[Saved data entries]
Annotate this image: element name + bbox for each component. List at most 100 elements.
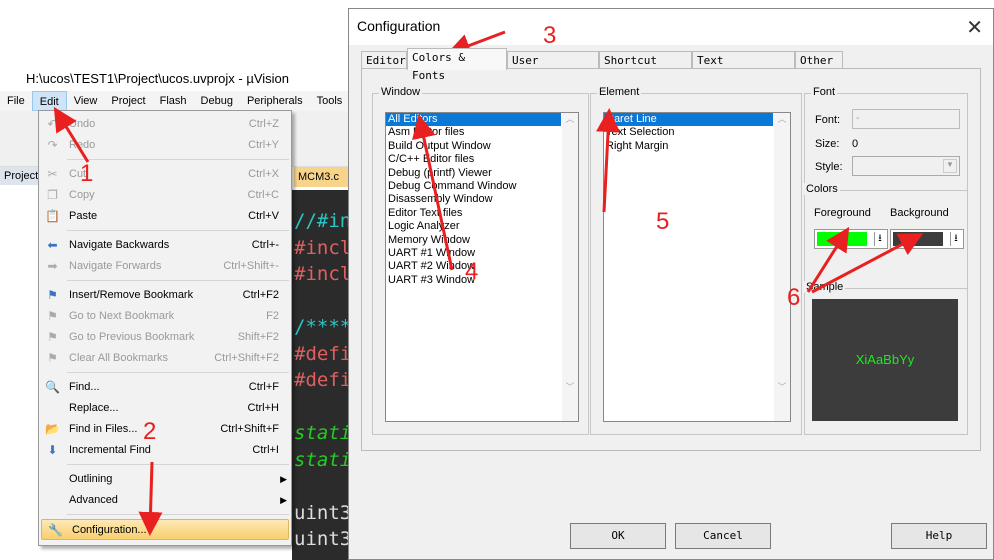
list-item[interactable]: Debug (printf) Viewer [386,167,561,180]
menu-item-label: Navigate Forwards [69,260,162,272]
tab-other[interactable]: Other [795,51,843,69]
colors-group: Colors Foreground Background ⭳ ⭳ [804,183,968,280]
menu-edit[interactable]: Edit [31,91,67,111]
size-label: Size: [815,138,840,150]
font-label: Font: [815,114,841,126]
menu-item-shortcut: Ctrl+X [248,168,279,180]
menu-item-label: Redo [69,139,96,151]
find-icon: 🔍 [45,380,60,394]
menu-item-replace[interactable]: Replace... Ctrl+H [39,398,291,419]
list-item[interactable]: Debug Command Window [386,180,561,193]
menu-item-advanced[interactable]: Advanced ▶ [39,490,291,511]
foreground-color-picker[interactable]: ⭳ [814,229,888,249]
menu-item-clear-all-bookmarks[interactable]: ⚑ Clear All Bookmarks Ctrl+Shift+F2 [39,348,291,369]
help-button[interactable]: Help [891,523,987,549]
list-item[interactable]: Build Output Window [386,140,561,153]
list-item[interactable]: All Editors [386,113,561,127]
project-tab[interactable]: Project [0,167,40,185]
code-line: #defi [294,342,348,365]
arrow-right-icon: ➡ [47,259,58,273]
code-line: /**** [294,316,348,338]
menu-item-incremental-find[interactable]: ⬇ Incremental Find Ctrl+I [39,440,291,461]
list-item[interactable]: Memory Window [386,234,561,247]
menu-separator [67,464,289,465]
step-2: 2 [143,418,157,445]
element-group-label: Element [597,86,642,98]
list-item[interactable]: C/C++ Editor files [386,153,561,166]
code-editor[interactable]: //#in #incl #incl /**** #defi #defi stati stati… [292,190,348,560]
menu-item-label: Go to Previous Bookmark [69,331,195,343]
menu-separator [67,280,289,281]
menu-item-redo[interactable]: ↷ Redo Ctrl+Y [39,135,291,156]
menu-item-shortcut: F2 [266,310,279,322]
project-tree[interactable] [0,185,40,560]
list-item[interactable]: Editor Text files [386,207,561,220]
code-line: stati [294,422,348,444]
sample-group-label: Sample [804,281,846,293]
element-list[interactable]: Caret Line Text Selection Right Margin ︿ ﹀ [603,112,791,422]
cancel-button[interactable]: Cancel [675,523,771,549]
bookmark-icon: ⚑ [47,288,58,302]
menu-item-label: Incremental Find [69,444,151,456]
find-in-files-icon: 📂 [45,422,60,436]
menu-item-label: Undo [69,118,96,130]
menubar: File Edit View Project Flash Debug Peripherals… [0,91,348,111]
menu-item-shortcut: Shift+F2 [237,331,279,343]
menu-item-label: Find... [69,381,100,393]
menu-item-label: Advanced [69,494,118,506]
menu-flash[interactable]: Flash [153,91,194,111]
ok-button[interactable]: OK [570,523,666,549]
menu-item-find-in-files[interactable]: 📂 Find in Files... Ctrl+Shift+F [39,419,291,440]
tab-editor[interactable]: Editor [361,51,407,69]
list-item[interactable]: Text Selection [604,126,773,139]
window-list[interactable]: All Editors Asm Editor files Build Output … [385,112,579,422]
menu-file[interactable]: File [0,91,32,111]
cut-icon: ✂ [47,167,58,181]
menu-item-insert-remove-bookmark[interactable]: ⚑ Insert/Remove Bookmark Ctrl+F2 [39,285,291,306]
style-select[interactable]: ▼ [852,156,960,176]
code-line: stati [294,448,348,471]
menu-item-go-to-previous-bookmark[interactable]: ⚑ Go to Previous Bookmark Shift+F2 [39,327,291,348]
menu-debug[interactable]: Debug [194,91,240,111]
menu-item-go-to-next-bookmark[interactable]: ⚑ Go to Next Bookmark F2 [39,306,291,327]
step-6: 6 [787,284,801,311]
menu-view[interactable]: View [67,91,105,111]
menu-item-find[interactable]: 🔍 Find... Ctrl+F [39,377,291,398]
code-line: //#in [294,210,348,232]
menu-item-undo[interactable]: ↶ Undo Ctrl+Z [39,114,291,135]
menu-item-navigate-backwards[interactable]: ⬅ Navigate Backwards Ctrl+- [39,235,291,256]
menu-item-configuration[interactable]: 🔧 Configuration... [41,519,289,540]
scrollbar[interactable]: ︿ ﹀ [562,113,578,421]
font-button[interactable]: - [852,109,960,129]
file-tab[interactable]: MCM3.c [294,167,348,187]
sample-preview: XiAaBbYy [812,299,958,421]
tab-text-completion[interactable]: Text Completion [692,51,795,85]
tab-colors-fonts[interactable]: Colors & Fonts [407,48,507,82]
close-icon[interactable]: ✕ [966,15,983,40]
menu-item-paste[interactable]: 📋 Paste Ctrl+V [39,206,291,227]
colors-group-label: Colors [804,183,840,195]
list-item[interactable]: Right Margin [604,140,773,153]
menu-item-navigate-forwards[interactable]: ➡ Navigate Forwards Ctrl+Shift+- [39,256,291,277]
paste-icon: 📋 [45,209,60,223]
chevron-down-icon: ▼ [943,159,957,173]
list-item[interactable]: Logic Analyzer [386,220,561,233]
menu-project[interactable]: Project [104,91,152,111]
menu-item-copy[interactable]: ❐ Copy Ctrl+C [39,185,291,206]
tab-user-keywords[interactable]: User Keywords [507,51,599,85]
list-item[interactable]: Disassembly Window [386,193,561,206]
menu-item-shortcut: Ctrl+F [248,381,279,393]
scrollbar[interactable]: ︿ ﹀ [774,113,790,421]
tab-shortcut-keys[interactable]: Shortcut Keys [599,51,692,85]
list-item[interactable]: Caret Line [604,113,773,127]
menu-tools[interactable]: Tools [310,91,350,111]
redo-icon: ↷ [47,138,58,152]
list-item[interactable]: Asm Editor files [386,126,561,139]
menu-item-label: Configuration... [72,524,147,536]
menu-item-outlining[interactable]: Outlining ▶ [39,469,291,490]
submenu-arrow-icon: ▶ [280,495,287,505]
app-title: H:\ucos\TEST1\Project\ucos.uvprojx - µVi… [0,68,348,90]
background-color-picker[interactable]: ⭳ [890,229,964,249]
menu-item-cut[interactable]: ✂ Cut Ctrl+X [39,164,291,185]
menu-peripherals[interactable]: Peripherals [240,91,310,111]
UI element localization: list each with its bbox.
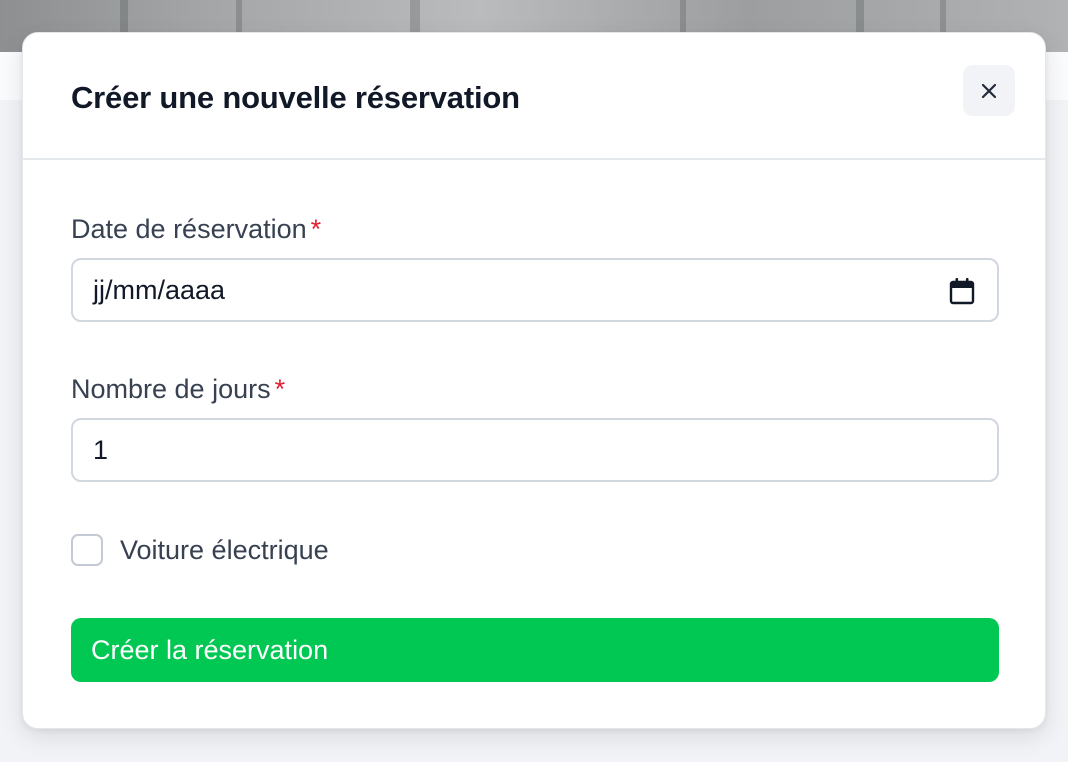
close-icon bbox=[981, 83, 997, 98]
electric-car-checkbox[interactable] bbox=[71, 534, 103, 566]
date-input-placeholder: jj/mm/aaaa bbox=[93, 274, 226, 305]
reservation-modal: Créer une nouvelle réservation Date de r… bbox=[22, 32, 1046, 729]
days-field-label-text: Nombre de jours bbox=[71, 374, 271, 404]
date-field-label-text: Date de réservation bbox=[71, 214, 307, 244]
date-input[interactable]: jj/mm/aaaa bbox=[71, 258, 999, 322]
modal-header: Créer une nouvelle réservation bbox=[23, 33, 1045, 160]
create-reservation-button[interactable]: Créer la réservation bbox=[71, 618, 999, 682]
close-button[interactable] bbox=[963, 65, 1015, 116]
modal-title: Créer une nouvelle réservation bbox=[71, 80, 520, 115]
days-input[interactable]: 1 bbox=[71, 418, 999, 482]
days-input-value: 1 bbox=[93, 434, 109, 465]
date-field-label: Date de réservation * bbox=[71, 214, 321, 245]
calendar-icon[interactable] bbox=[949, 277, 975, 305]
electric-car-option[interactable]: Voiture électrique bbox=[71, 533, 329, 567]
required-marker: * bbox=[310, 214, 322, 244]
electric-car-label[interactable]: Voiture électrique bbox=[120, 535, 329, 566]
required-marker: * bbox=[274, 374, 286, 404]
days-field-label: Nombre de jours * bbox=[71, 374, 285, 405]
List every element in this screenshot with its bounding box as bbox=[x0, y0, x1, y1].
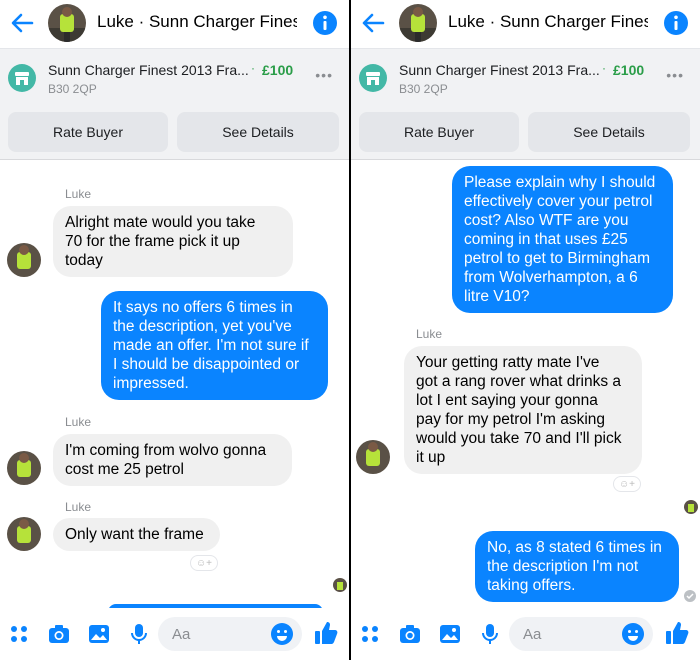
listing-banner[interactable]: Sunn Charger Finest 2013 Fra... · £100 B… bbox=[0, 48, 349, 104]
message-line: litre V10? bbox=[464, 288, 530, 305]
camera-icon[interactable] bbox=[48, 623, 70, 645]
message-line: Your getting ratty mate I've bbox=[416, 354, 600, 371]
read-receipt-avatar bbox=[333, 578, 347, 592]
message-line: effectively cover your petrol bbox=[464, 193, 653, 210]
microphone-icon[interactable] bbox=[128, 623, 150, 645]
right-screenshot: Luke · Sunn Charger Fines... Sunn Charge… bbox=[351, 0, 700, 660]
thumbs-up-icon[interactable] bbox=[665, 620, 689, 646]
separator-dot: · bbox=[251, 61, 255, 75]
message-line: the description, yet you've bbox=[113, 318, 292, 335]
message-line: it up bbox=[416, 449, 446, 466]
see-details-button[interactable]: See Details bbox=[528, 112, 690, 152]
message-bubble-incoming[interactable]: Only want the frame bbox=[53, 518, 220, 551]
message-line: 70 for the frame pick it up bbox=[65, 233, 240, 250]
listing-location: B30 2QP bbox=[48, 82, 97, 96]
image-icon[interactable] bbox=[88, 623, 110, 645]
message-bubble-outgoing[interactable]: Please explain why I should effectively … bbox=[452, 166, 673, 313]
sender-name: Luke bbox=[65, 415, 92, 429]
avatar bbox=[7, 451, 41, 485]
sender-name: Luke bbox=[65, 500, 92, 514]
message-bubble-incoming[interactable]: Your getting ratty mate I've got a rang … bbox=[404, 346, 642, 474]
message-bubble-outgoing[interactable]: No, as 8 stated 6 times in the descripti… bbox=[475, 531, 679, 602]
delivered-check-icon bbox=[684, 590, 696, 602]
avatar bbox=[356, 440, 390, 474]
arrow-left-icon[interactable] bbox=[361, 12, 385, 34]
rate-buyer-button[interactable]: Rate Buyer bbox=[359, 112, 519, 152]
header-title[interactable]: Luke · Sunn Charger Fines... bbox=[448, 12, 648, 32]
message-line: I should be disappointed or bbox=[113, 356, 300, 373]
message-line: cost me 25 petrol bbox=[65, 461, 184, 478]
message-line: coming in that uses £25 bbox=[464, 231, 628, 248]
sender-name: Luke bbox=[416, 327, 443, 341]
message-bubble-incoming[interactable]: I'm coming from wolvo gonna cost me 25 p… bbox=[53, 434, 292, 486]
apps-grid-icon[interactable] bbox=[359, 623, 381, 645]
chat-header: Luke · Sunn Charger Fines... bbox=[351, 0, 700, 46]
message-line: petrol to get to Birmingham bbox=[464, 250, 651, 267]
message-line: taking offers. bbox=[487, 577, 576, 594]
image-icon[interactable] bbox=[439, 623, 461, 645]
listing-banner[interactable]: Sunn Charger Finest 2013 Fra... · £100 B… bbox=[351, 48, 700, 104]
message-line: Only want the frame bbox=[65, 526, 204, 543]
left-screenshot: Luke · Sunn Charger Fines... Sunn Charge… bbox=[0, 0, 349, 660]
message-line: today bbox=[65, 252, 103, 269]
message-line: from Wolverhampton, a 6 bbox=[464, 269, 638, 286]
listing-price: £100 bbox=[262, 62, 294, 78]
message-line: No, as 8 stated 6 times in bbox=[487, 539, 662, 556]
add-reaction-icon[interactable]: ☺+ bbox=[190, 555, 218, 571]
message-line: got a rang rover what drinks a bbox=[416, 373, 622, 390]
composer-bar: Aa bbox=[0, 608, 349, 660]
listing-price: £100 bbox=[613, 62, 645, 78]
separator-dot: · bbox=[602, 61, 606, 75]
thumbs-up-icon[interactable] bbox=[314, 620, 338, 646]
message-line: pay for my petrol I'm asking bbox=[416, 411, 606, 428]
chat-header: Luke · Sunn Charger Fines... bbox=[0, 0, 349, 46]
info-icon[interactable] bbox=[313, 11, 337, 35]
shop-icon bbox=[359, 64, 387, 92]
apps-grid-icon[interactable] bbox=[8, 623, 30, 645]
listing-actions: Rate Buyer See Details bbox=[351, 104, 700, 160]
message-bubble-incoming[interactable]: Alright mate would you take 70 for the f… bbox=[53, 206, 293, 277]
rate-buyer-button[interactable]: Rate Buyer bbox=[8, 112, 168, 152]
listing-title: Sunn Charger Finest 2013 Fra... bbox=[399, 62, 600, 78]
sender-name: Luke bbox=[65, 187, 92, 201]
composer-bar: Aa bbox=[351, 608, 700, 660]
microphone-icon[interactable] bbox=[479, 623, 501, 645]
listing-actions: Rate Buyer See Details bbox=[0, 104, 349, 160]
message-line: made an offer. I'm not sure if bbox=[113, 337, 309, 354]
message-line: Alright mate would you take bbox=[65, 214, 256, 231]
arrow-left-icon[interactable] bbox=[10, 12, 34, 34]
emoji-icon[interactable] bbox=[270, 622, 294, 646]
info-icon[interactable] bbox=[664, 11, 688, 35]
message-line: lot I ent saying your gonna bbox=[416, 392, 598, 409]
message-line: I'm coming from wolvo gonna bbox=[65, 442, 267, 459]
message-line: cost? Also WTF are you bbox=[464, 212, 629, 229]
message-line: impressed. bbox=[113, 375, 189, 392]
message-line: would you take 70 and I'll pick bbox=[416, 430, 622, 447]
listing-title: Sunn Charger Finest 2013 Fra... bbox=[48, 62, 249, 78]
header-title[interactable]: Luke · Sunn Charger Fines... bbox=[97, 12, 297, 32]
shop-icon bbox=[8, 64, 36, 92]
message-line: the description I'm not bbox=[487, 558, 639, 575]
emoji-icon[interactable] bbox=[621, 622, 645, 646]
avatar[interactable] bbox=[48, 4, 86, 42]
more-options-icon[interactable]: ••• bbox=[315, 67, 333, 83]
add-reaction-icon[interactable]: ☺+ bbox=[613, 476, 641, 492]
see-details-button[interactable]: See Details bbox=[177, 112, 339, 152]
listing-location: B30 2QP bbox=[399, 82, 448, 96]
message-bubble-outgoing[interactable]: It says no offers 6 times in the descrip… bbox=[101, 291, 328, 400]
read-receipt-avatar bbox=[684, 500, 698, 514]
more-options-icon[interactable]: ••• bbox=[666, 67, 684, 83]
avatar bbox=[7, 243, 41, 277]
avatar bbox=[7, 517, 41, 551]
camera-icon[interactable] bbox=[399, 623, 421, 645]
avatar[interactable] bbox=[399, 4, 437, 42]
message-line: Please explain why I should bbox=[464, 174, 656, 191]
message-line: It says no offers 6 times in bbox=[113, 299, 293, 316]
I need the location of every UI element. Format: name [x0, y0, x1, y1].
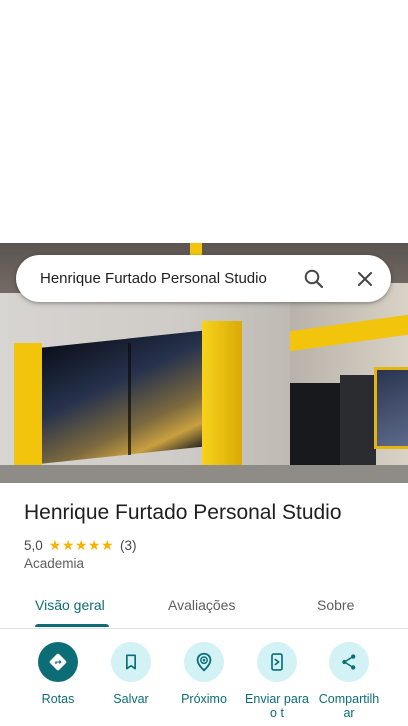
tab-overview[interactable]: Visão geral — [35, 597, 105, 613]
directions-icon — [38, 642, 78, 682]
search-bar[interactable]: Henrique Furtado Personal Studio — [16, 255, 391, 302]
nearby-button[interactable]: Próximo — [164, 642, 244, 706]
review-count[interactable]: (3) — [120, 538, 137, 553]
save-button[interactable]: Salvar — [91, 642, 171, 706]
tab-active-indicator — [35, 624, 109, 627]
photo-yellow-pillar-left — [14, 343, 42, 483]
place-title: Henrique Furtado Personal Studio — [24, 501, 342, 524]
search-input[interactable]: Henrique Furtado Personal Studio — [40, 270, 267, 287]
share-label: Compartilhar — [318, 692, 380, 720]
rating-value: 5,0 — [24, 537, 43, 553]
rating-row[interactable]: 5,0 ★★★★★ (3) — [24, 536, 137, 554]
photo-window — [40, 330, 208, 464]
place-category[interactable]: Academia — [24, 556, 84, 571]
send-to-phone-icon — [257, 642, 297, 682]
tab-bar: Visão geral Avaliações Sobre — [0, 586, 408, 629]
photo-ground — [0, 465, 408, 483]
photo-pole — [128, 343, 131, 455]
action-bar: Rotas Salvar Próximo Enviar para o t Com… — [0, 640, 408, 726]
save-label: Salvar — [113, 692, 149, 706]
search-icon[interactable] — [302, 267, 326, 291]
bookmark-icon — [111, 642, 151, 682]
map-area-blank — [0, 0, 408, 243]
nearby-icon — [184, 642, 224, 682]
photo-window-right — [374, 367, 408, 449]
star-rating-icon: ★★★★★ — [48, 536, 115, 553]
share-button[interactable]: Compartilhar — [309, 642, 389, 720]
send-to-phone-label: Enviar para o t — [245, 692, 309, 720]
tab-about[interactable]: Sobre — [317, 597, 354, 613]
send-to-phone-button[interactable]: Enviar para o t — [237, 642, 317, 720]
tab-reviews[interactable]: Avaliações — [168, 597, 235, 613]
routes-label: Rotas — [41, 692, 75, 706]
routes-button[interactable]: Rotas — [18, 642, 98, 706]
photo-yellow-pillar-center — [202, 321, 242, 483]
close-icon[interactable] — [353, 267, 377, 291]
nearby-label: Próximo — [181, 692, 227, 706]
share-icon — [329, 642, 369, 682]
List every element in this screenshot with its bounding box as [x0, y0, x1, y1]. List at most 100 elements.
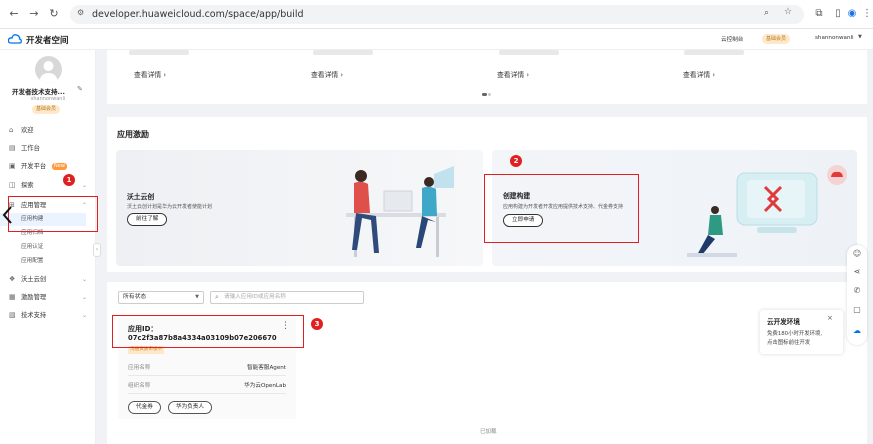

> REQUIREMENT: Output the lines as a JSON list of strings, one string per line and blank lines omitted, beginning with the line that contains "tab-overview[interactable]: Visão geral" and continuing through the line that contains "place-title: Henrique Furtado".

> OUTPUT FOR THIS TASK:
[
  "tab-overview[interactable]: Visão geral — [35, 597, 105, 613]",
  "directions-icon — [38, 642, 78, 682]",
  "search-bar[interactable]: Henrique Furtado Personal Studio — [16, 255, 391, 302]",
  "nearby-button[interactable]: Próximo — [164, 642, 244, 706]",
  "review-count[interactable]: (3) — [120, 538, 137, 553]",
  "save-button[interactable]: Salvar — [91, 642, 171, 706]",
  "tab-active-indicator — [35, 624, 109, 627]",
  "photo-yellow-pillar-left — [14, 343, 42, 483]",
  "place-title: Henrique Furtado Personal Studio — [24, 501, 342, 524]"
]